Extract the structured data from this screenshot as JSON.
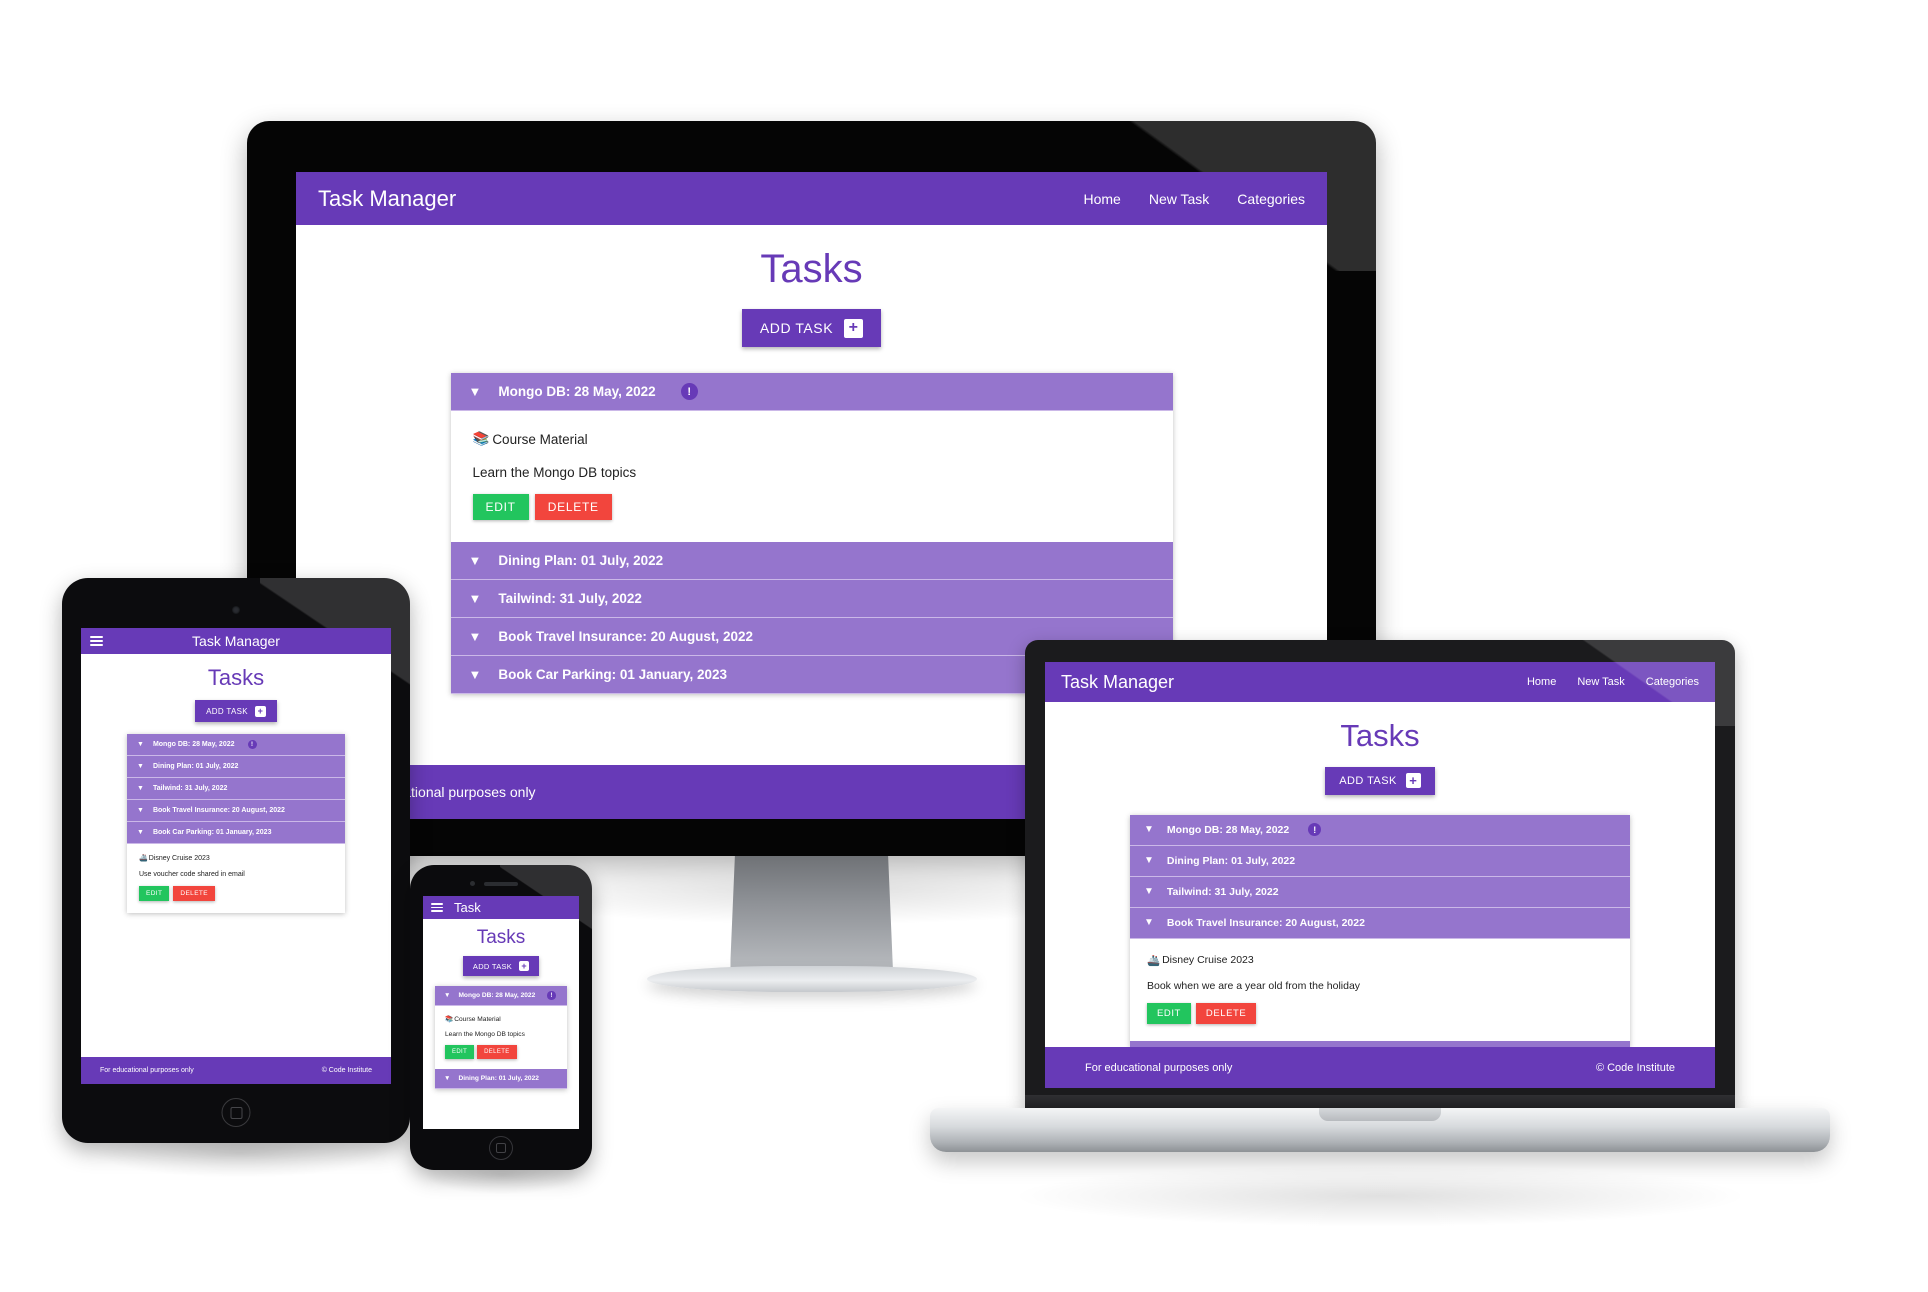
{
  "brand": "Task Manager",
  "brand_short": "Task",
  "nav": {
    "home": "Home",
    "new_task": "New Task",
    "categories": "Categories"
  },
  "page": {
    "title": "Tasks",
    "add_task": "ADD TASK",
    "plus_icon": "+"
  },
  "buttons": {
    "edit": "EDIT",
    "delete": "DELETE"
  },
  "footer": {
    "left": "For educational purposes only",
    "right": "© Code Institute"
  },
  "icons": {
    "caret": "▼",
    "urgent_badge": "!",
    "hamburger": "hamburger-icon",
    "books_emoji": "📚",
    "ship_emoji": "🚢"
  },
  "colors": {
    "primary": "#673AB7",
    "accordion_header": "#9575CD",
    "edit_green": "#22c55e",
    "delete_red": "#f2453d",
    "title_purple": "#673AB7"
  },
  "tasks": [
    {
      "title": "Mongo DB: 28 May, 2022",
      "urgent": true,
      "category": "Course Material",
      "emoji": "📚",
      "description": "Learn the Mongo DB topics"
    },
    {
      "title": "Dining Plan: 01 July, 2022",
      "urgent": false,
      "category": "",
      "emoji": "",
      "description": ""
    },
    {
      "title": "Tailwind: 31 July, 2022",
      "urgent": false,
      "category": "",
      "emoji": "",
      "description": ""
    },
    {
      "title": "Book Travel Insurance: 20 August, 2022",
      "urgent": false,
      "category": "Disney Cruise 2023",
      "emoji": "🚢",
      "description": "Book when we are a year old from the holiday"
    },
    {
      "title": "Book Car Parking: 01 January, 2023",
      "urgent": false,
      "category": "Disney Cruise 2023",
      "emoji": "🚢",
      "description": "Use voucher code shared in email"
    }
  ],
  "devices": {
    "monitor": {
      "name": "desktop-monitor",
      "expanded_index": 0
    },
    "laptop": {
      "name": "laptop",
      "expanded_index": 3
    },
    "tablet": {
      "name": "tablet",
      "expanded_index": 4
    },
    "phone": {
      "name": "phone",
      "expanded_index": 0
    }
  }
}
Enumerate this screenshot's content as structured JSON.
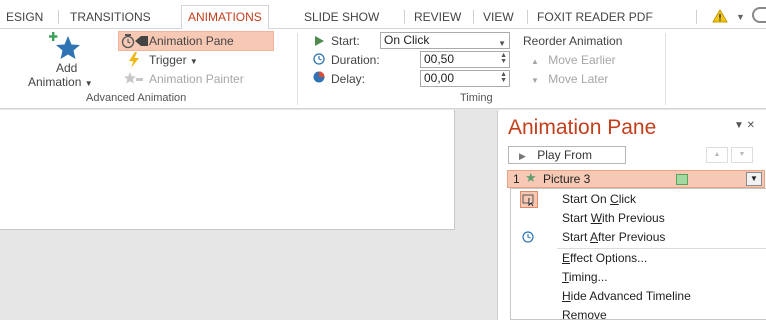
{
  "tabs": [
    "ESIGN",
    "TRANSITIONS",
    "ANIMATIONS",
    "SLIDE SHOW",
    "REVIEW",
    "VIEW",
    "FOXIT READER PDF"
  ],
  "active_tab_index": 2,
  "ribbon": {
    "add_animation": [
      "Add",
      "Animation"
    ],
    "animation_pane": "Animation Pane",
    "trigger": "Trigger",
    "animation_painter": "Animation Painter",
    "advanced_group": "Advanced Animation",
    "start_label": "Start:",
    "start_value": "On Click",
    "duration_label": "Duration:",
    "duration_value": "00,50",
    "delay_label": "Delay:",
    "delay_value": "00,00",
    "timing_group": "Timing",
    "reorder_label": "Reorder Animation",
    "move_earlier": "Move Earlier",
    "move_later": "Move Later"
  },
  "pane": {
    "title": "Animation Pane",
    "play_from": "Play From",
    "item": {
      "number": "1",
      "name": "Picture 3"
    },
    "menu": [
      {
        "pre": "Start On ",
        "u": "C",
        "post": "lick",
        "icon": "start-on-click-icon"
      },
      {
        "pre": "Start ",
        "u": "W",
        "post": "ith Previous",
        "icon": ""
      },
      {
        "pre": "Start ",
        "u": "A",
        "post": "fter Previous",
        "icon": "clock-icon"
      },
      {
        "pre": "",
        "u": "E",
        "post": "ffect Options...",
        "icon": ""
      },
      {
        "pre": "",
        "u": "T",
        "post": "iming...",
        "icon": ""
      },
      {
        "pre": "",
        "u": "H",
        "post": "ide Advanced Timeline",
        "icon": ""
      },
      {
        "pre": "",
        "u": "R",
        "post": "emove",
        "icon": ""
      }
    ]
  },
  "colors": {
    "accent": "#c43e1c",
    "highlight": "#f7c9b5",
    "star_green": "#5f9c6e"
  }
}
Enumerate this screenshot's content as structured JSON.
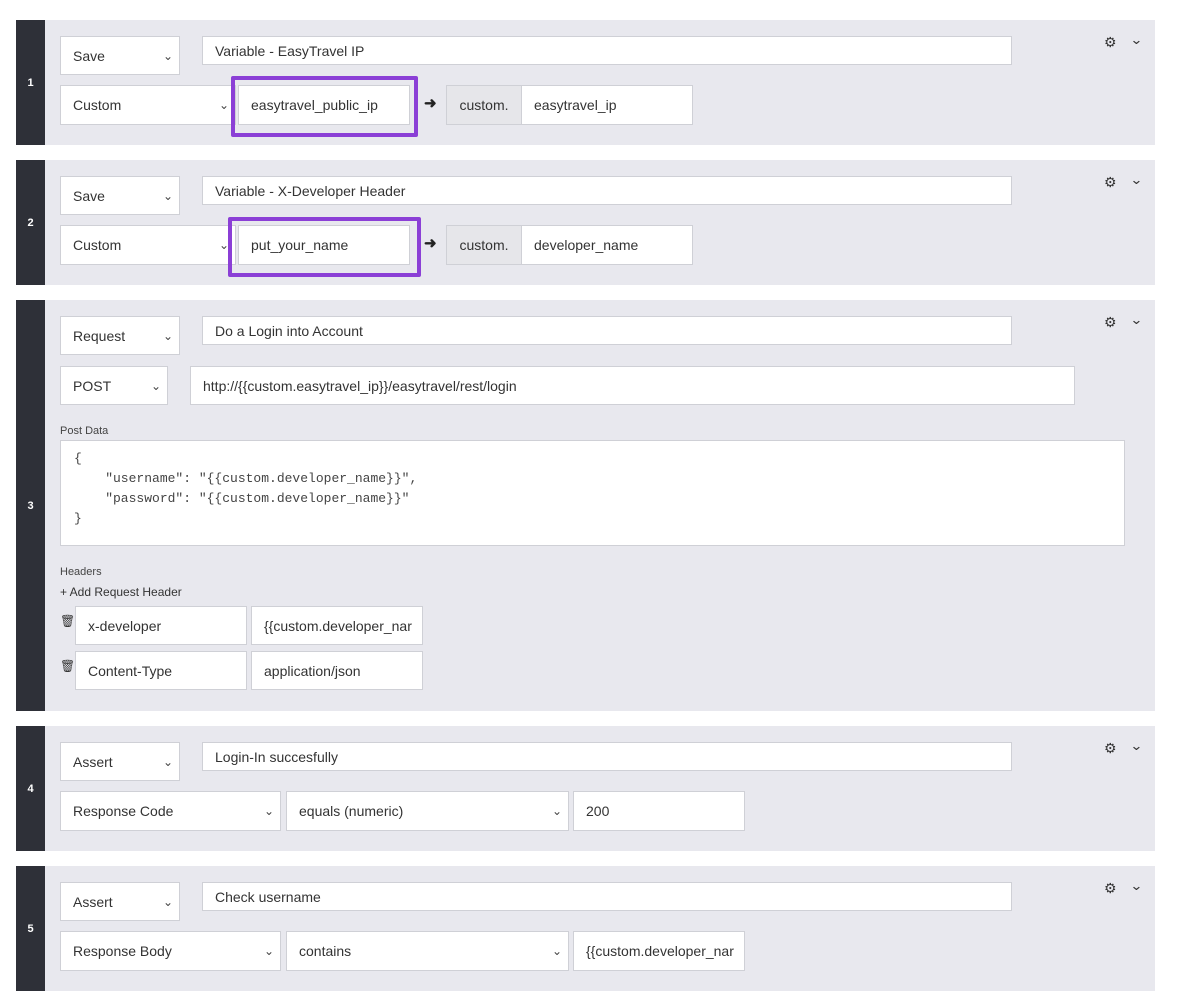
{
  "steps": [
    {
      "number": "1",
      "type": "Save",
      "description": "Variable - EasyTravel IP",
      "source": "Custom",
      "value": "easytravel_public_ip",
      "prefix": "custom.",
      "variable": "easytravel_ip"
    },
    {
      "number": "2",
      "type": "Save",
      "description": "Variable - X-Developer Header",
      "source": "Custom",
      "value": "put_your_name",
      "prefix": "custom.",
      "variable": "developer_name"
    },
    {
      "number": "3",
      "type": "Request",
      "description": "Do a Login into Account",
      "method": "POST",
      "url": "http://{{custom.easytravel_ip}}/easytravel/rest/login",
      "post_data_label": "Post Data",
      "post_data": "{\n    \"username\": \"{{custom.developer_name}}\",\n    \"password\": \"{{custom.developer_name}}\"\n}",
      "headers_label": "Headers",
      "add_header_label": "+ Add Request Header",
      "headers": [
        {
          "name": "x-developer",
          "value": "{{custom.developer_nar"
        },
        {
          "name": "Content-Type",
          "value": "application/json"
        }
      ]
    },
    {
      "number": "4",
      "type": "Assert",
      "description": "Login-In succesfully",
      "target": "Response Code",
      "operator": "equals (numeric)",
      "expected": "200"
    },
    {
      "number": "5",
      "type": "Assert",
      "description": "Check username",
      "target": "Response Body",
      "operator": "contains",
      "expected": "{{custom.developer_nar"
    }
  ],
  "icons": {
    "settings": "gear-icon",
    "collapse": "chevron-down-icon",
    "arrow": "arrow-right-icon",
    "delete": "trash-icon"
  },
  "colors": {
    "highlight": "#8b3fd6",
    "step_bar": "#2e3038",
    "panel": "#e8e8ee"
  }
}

● **What the task asks**:
Write out all the entries word for word, but skip any images.

● **Exercise output**:
Extract the structured data from this screenshot as JSON.
{
  "brand": "Task Manager",
  "brand_short": "Task",
  "nav": {
    "home": "Home",
    "new_task": "New Task",
    "categories": "Categories"
  },
  "page": {
    "title": "Tasks",
    "add_task": "ADD TASK",
    "plus_icon": "+"
  },
  "buttons": {
    "edit": "EDIT",
    "delete": "DELETE"
  },
  "footer": {
    "left": "For educational purposes only",
    "right": "© Code Institute"
  },
  "icons": {
    "caret": "▼",
    "urgent_badge": "!",
    "hamburger": "hamburger-icon",
    "books_emoji": "📚",
    "ship_emoji": "🚢"
  },
  "colors": {
    "primary": "#673AB7",
    "accordion_header": "#9575CD",
    "edit_green": "#22c55e",
    "delete_red": "#f2453d",
    "title_purple": "#673AB7"
  },
  "tasks": [
    {
      "title": "Mongo DB: 28 May, 2022",
      "urgent": true,
      "category": "Course Material",
      "emoji": "📚",
      "description": "Learn the Mongo DB topics"
    },
    {
      "title": "Dining Plan: 01 July, 2022",
      "urgent": false,
      "category": "",
      "emoji": "",
      "description": ""
    },
    {
      "title": "Tailwind: 31 July, 2022",
      "urgent": false,
      "category": "",
      "emoji": "",
      "description": ""
    },
    {
      "title": "Book Travel Insurance: 20 August, 2022",
      "urgent": false,
      "category": "Disney Cruise 2023",
      "emoji": "🚢",
      "description": "Book when we are a year old from the holiday"
    },
    {
      "title": "Book Car Parking: 01 January, 2023",
      "urgent": false,
      "category": "Disney Cruise 2023",
      "emoji": "🚢",
      "description": "Use voucher code shared in email"
    }
  ],
  "devices": {
    "monitor": {
      "name": "desktop-monitor",
      "expanded_index": 0
    },
    "laptop": {
      "name": "laptop",
      "expanded_index": 3
    },
    "tablet": {
      "name": "tablet",
      "expanded_index": 4
    },
    "phone": {
      "name": "phone",
      "expanded_index": 0
    }
  }
}
Enumerate this screenshot's content as structured JSON.
{
  "tabs": [
    "ESIGN",
    "TRANSITIONS",
    "ANIMATIONS",
    "SLIDE SHOW",
    "REVIEW",
    "VIEW",
    "FOXIT READER PDF"
  ],
  "active_tab_index": 2,
  "ribbon": {
    "add_animation": [
      "Add",
      "Animation"
    ],
    "animation_pane": "Animation Pane",
    "trigger": "Trigger",
    "animation_painter": "Animation Painter",
    "advanced_group": "Advanced Animation",
    "start_label": "Start:",
    "start_value": "On Click",
    "duration_label": "Duration:",
    "duration_value": "00,50",
    "delay_label": "Delay:",
    "delay_value": "00,00",
    "timing_group": "Timing",
    "reorder_label": "Reorder Animation",
    "move_earlier": "Move Earlier",
    "move_later": "Move Later"
  },
  "pane": {
    "title": "Animation Pane",
    "play_from": "Play From",
    "item": {
      "number": "1",
      "name": "Picture 3"
    },
    "menu": [
      {
        "pre": "Start On ",
        "u": "C",
        "post": "lick",
        "icon": "start-on-click-icon"
      },
      {
        "pre": "Start ",
        "u": "W",
        "post": "ith Previous",
        "icon": ""
      },
      {
        "pre": "Start ",
        "u": "A",
        "post": "fter Previous",
        "icon": "clock-icon"
      },
      {
        "pre": "",
        "u": "E",
        "post": "ffect Options...",
        "icon": ""
      },
      {
        "pre": "",
        "u": "T",
        "post": "iming...",
        "icon": ""
      },
      {
        "pre": "",
        "u": "H",
        "post": "ide Advanced Timeline",
        "icon": ""
      },
      {
        "pre": "",
        "u": "R",
        "post": "emove",
        "icon": ""
      }
    ]
  },
  "colors": {
    "accent": "#c43e1c",
    "highlight": "#f7c9b5",
    "star_green": "#5f9c6e"
  }
}
Enumerate this screenshot's content as structured JSON.
{
  "steps": [
    {
      "number": "1",
      "type": "Save",
      "description": "Variable - EasyTravel IP",
      "source": "Custom",
      "value": "easytravel_public_ip",
      "prefix": "custom.",
      "variable": "easytravel_ip"
    },
    {
      "number": "2",
      "type": "Save",
      "description": "Variable - X-Developer Header",
      "source": "Custom",
      "value": "put_your_name",
      "prefix": "custom.",
      "variable": "developer_name"
    },
    {
      "number": "3",
      "type": "Request",
      "description": "Do a Login into Account",
      "method": "POST",
      "url": "http://{{custom.easytravel_ip}}/easytravel/rest/login",
      "post_data_label": "Post Data",
      "post_data": "{\n    \"username\": \"{{custom.developer_name}}\",\n    \"password\": \"{{custom.developer_name}}\"\n}",
      "headers_label": "Headers",
      "add_header_label": "+ Add Request Header",
      "headers": [
        {
          "name": "x-developer",
          "value": "{{custom.developer_nar"
        },
        {
          "name": "Content-Type",
          "value": "application/json"
        }
      ]
    },
    {
      "number": "4",
      "type": "Assert",
      "description": "Login-In succesfully",
      "target": "Response Code",
      "operator": "equals (numeric)",
      "expected": "200"
    },
    {
      "number": "5",
      "type": "Assert",
      "description": "Check username",
      "target": "Response Body",
      "operator": "contains",
      "expected": "{{custom.developer_nar"
    }
  ],
  "icons": {
    "settings": "gear-icon",
    "collapse": "chevron-down-icon",
    "arrow": "arrow-right-icon",
    "delete": "trash-icon"
  },
  "colors": {
    "highlight": "#8b3fd6",
    "step_bar": "#2e3038",
    "panel": "#e8e8ee"
  }
}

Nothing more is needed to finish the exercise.